▶ **REQUIRED WORK**
Determine how many lines of the data below contain "name", then give only that number.

▶ **TASK INPUT**
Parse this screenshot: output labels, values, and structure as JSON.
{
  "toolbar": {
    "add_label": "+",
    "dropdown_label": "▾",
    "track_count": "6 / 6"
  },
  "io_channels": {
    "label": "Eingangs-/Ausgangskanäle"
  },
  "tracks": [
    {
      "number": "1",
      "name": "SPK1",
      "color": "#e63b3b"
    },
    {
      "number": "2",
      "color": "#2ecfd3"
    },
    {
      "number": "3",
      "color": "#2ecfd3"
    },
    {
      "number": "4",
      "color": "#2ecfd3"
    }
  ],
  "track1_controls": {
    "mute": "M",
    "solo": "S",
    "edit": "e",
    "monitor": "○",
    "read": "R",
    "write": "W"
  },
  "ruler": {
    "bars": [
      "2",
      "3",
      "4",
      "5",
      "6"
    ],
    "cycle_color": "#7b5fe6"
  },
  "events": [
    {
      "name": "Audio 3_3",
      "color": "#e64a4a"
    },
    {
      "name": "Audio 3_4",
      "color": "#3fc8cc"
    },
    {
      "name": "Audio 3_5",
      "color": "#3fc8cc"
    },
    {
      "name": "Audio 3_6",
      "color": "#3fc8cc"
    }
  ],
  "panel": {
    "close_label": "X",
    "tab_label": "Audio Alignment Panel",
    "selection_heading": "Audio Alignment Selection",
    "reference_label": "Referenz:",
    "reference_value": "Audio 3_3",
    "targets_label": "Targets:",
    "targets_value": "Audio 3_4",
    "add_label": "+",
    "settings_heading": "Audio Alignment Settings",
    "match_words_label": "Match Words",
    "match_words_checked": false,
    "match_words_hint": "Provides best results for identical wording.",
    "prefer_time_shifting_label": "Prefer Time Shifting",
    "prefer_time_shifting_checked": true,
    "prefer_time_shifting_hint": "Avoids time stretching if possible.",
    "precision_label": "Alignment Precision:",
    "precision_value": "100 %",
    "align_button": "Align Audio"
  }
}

▶ **FINISHED TASK**
5